— START OF Data lines —

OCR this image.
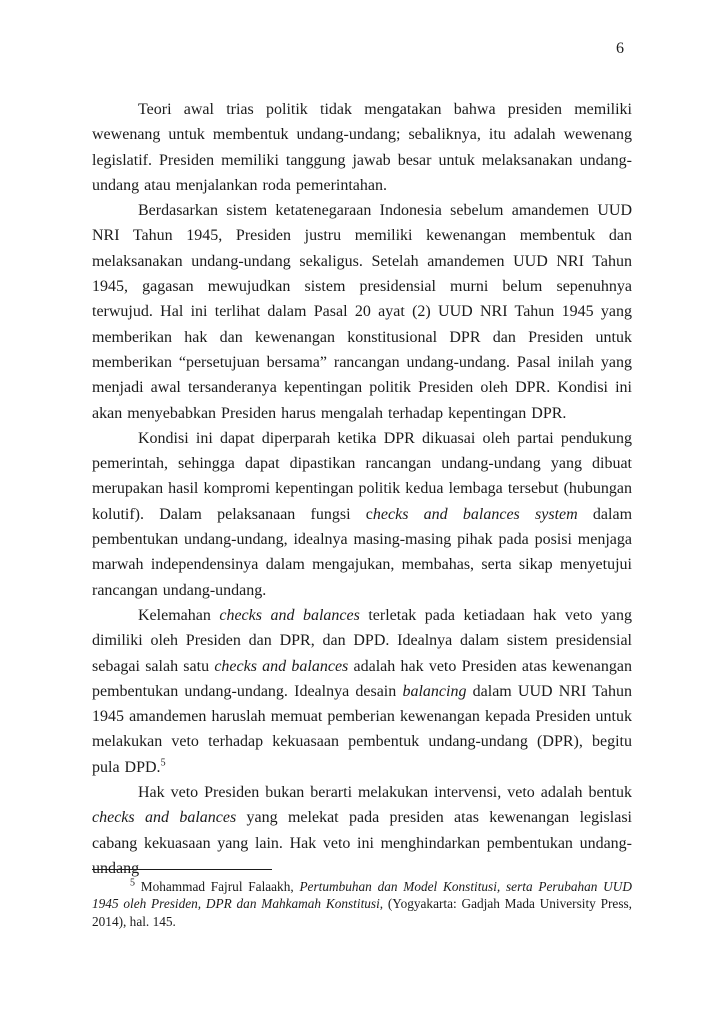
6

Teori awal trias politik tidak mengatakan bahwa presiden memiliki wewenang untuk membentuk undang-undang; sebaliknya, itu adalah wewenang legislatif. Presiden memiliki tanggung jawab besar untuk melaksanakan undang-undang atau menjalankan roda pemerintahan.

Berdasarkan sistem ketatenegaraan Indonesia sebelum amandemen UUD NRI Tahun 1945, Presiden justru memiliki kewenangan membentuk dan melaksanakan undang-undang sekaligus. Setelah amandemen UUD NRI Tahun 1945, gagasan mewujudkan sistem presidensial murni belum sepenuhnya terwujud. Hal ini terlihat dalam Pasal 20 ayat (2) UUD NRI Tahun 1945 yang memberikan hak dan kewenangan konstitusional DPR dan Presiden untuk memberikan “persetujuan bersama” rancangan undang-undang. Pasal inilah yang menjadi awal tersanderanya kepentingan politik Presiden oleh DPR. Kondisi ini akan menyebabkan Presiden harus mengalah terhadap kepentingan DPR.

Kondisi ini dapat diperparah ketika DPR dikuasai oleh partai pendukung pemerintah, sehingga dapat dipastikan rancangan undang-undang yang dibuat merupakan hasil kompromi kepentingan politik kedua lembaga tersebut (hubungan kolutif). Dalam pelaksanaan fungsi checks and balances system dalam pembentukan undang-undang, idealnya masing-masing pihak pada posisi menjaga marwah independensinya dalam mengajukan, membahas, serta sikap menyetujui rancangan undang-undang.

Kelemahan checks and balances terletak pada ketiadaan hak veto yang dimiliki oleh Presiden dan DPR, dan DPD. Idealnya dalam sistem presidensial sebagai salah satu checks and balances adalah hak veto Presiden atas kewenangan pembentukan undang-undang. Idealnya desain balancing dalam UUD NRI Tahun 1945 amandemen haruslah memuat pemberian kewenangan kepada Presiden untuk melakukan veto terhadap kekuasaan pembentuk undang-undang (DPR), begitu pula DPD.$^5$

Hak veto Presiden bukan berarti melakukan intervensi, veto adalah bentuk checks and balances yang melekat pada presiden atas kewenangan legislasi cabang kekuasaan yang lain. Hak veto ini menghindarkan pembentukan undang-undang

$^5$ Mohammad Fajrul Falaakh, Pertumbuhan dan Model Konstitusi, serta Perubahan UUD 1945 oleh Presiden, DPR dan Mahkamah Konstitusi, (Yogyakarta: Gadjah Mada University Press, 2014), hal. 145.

— END OF Data lines —

- What you will do: Pictures stay out; repeat all the rest of the records exactly.

- Response to the exercise:
OCR this image.
6

Teori awal trias politik tidak mengatakan bahwa presiden memiliki wewenang untuk membentuk undang-undang; sebaliknya, itu adalah wewenang legislatif. Presiden memiliki tanggung jawab besar untuk melaksanakan undang-undang atau menjalankan roda pemerintahan.

Berdasarkan sistem ketatenegaraan Indonesia sebelum amandemen UUD NRI Tahun 1945, Presiden justru memiliki kewenangan membentuk dan melaksanakan undang-undang sekaligus. Setelah amandemen UUD NRI Tahun 1945, gagasan mewujudkan sistem presidensial murni belum sepenuhnya terwujud. Hal ini terlihat dalam Pasal 20 ayat (2) UUD NRI Tahun 1945 yang memberikan hak dan kewenangan konstitusional DPR dan Presiden untuk memberikan “persetujuan bersama” rancangan undang-undang. Pasal inilah yang menjadi awal tersanderanya kepentingan politik Presiden oleh DPR. Kondisi ini akan menyebabkan Presiden harus mengalah terhadap kepentingan DPR.

Kondisi ini dapat diperparah ketika DPR dikuasai oleh partai pendukung pemerintah, sehingga dapat dipastikan rancangan undang-undang yang dibuat merupakan hasil kompromi kepentingan politik kedua lembaga tersebut (hubungan kolutif). Dalam pelaksanaan fungsi checks and balances system dalam pembentukan undang-undang, idealnya masing-masing pihak pada posisi menjaga marwah independensinya dalam mengajukan, membahas, serta sikap menyetujui rancangan undang-undang.

Kelemahan checks and balances terletak pada ketiadaan hak veto yang dimiliki oleh Presiden dan DPR, dan DPD. Idealnya dalam sistem presidensial sebagai salah satu checks and balances adalah hak veto Presiden atas kewenangan pembentukan undang-undang. Idealnya desain balancing dalam UUD NRI Tahun 1945 amandemen haruslah memuat pemberian kewenangan kepada Presiden untuk melakukan veto terhadap kekuasaan pembentuk undang-undang (DPR), begitu pula DPD.$^5$

Hak veto Presiden bukan berarti melakukan intervensi, veto adalah bentuk checks and balances yang melekat pada presiden atas kewenangan legislasi cabang kekuasaan yang lain. Hak veto ini menghindarkan pembentukan undang-undang

$^5$ Mohammad Fajrul Falaakh, Pertumbuhan dan Model Konstitusi, serta Perubahan UUD 1945 oleh Presiden, DPR dan Mahkamah Konstitusi, (Yogyakarta: Gadjah Mada University Press, 2014), hal. 145.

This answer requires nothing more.